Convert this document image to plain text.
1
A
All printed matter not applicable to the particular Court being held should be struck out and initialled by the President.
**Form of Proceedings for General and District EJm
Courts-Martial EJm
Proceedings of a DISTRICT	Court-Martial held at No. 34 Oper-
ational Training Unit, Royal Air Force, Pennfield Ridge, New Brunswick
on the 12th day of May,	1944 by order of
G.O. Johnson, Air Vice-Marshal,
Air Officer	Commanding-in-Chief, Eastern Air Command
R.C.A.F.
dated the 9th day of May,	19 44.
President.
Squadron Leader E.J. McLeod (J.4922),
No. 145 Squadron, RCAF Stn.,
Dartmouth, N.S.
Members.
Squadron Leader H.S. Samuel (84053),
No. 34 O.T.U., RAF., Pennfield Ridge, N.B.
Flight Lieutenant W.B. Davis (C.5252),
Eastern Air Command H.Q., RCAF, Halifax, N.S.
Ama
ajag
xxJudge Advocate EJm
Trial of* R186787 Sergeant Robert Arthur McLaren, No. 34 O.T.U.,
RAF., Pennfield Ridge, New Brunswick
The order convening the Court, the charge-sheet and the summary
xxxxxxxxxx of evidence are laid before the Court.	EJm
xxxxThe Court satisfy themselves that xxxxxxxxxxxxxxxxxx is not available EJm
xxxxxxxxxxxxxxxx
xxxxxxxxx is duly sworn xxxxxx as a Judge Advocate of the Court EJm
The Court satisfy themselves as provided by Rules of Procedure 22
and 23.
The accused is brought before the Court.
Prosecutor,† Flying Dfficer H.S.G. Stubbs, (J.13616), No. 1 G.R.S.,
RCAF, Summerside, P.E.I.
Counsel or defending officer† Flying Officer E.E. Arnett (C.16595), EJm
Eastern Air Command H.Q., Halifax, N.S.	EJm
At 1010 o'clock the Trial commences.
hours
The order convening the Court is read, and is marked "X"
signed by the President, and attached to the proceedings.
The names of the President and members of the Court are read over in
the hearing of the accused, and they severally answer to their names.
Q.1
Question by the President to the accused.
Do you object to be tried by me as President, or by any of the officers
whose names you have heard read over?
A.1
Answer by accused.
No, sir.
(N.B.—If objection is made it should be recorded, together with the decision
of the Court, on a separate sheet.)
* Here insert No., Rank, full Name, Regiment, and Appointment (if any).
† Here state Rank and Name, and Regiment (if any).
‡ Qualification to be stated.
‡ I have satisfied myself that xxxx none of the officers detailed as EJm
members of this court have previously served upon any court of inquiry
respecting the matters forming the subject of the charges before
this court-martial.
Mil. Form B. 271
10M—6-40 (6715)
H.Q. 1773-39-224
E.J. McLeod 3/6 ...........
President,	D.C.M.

-.-.-

§ **EXERCISE BRIEF**: Show every line that contains the word "Trial".

§ **WRITTEN ANSWER**:
Trial of* R186787 Sergeant Robert Arthur McLaren, No. 34 O.T.U.,
At 1010 o'clock the Trial commences.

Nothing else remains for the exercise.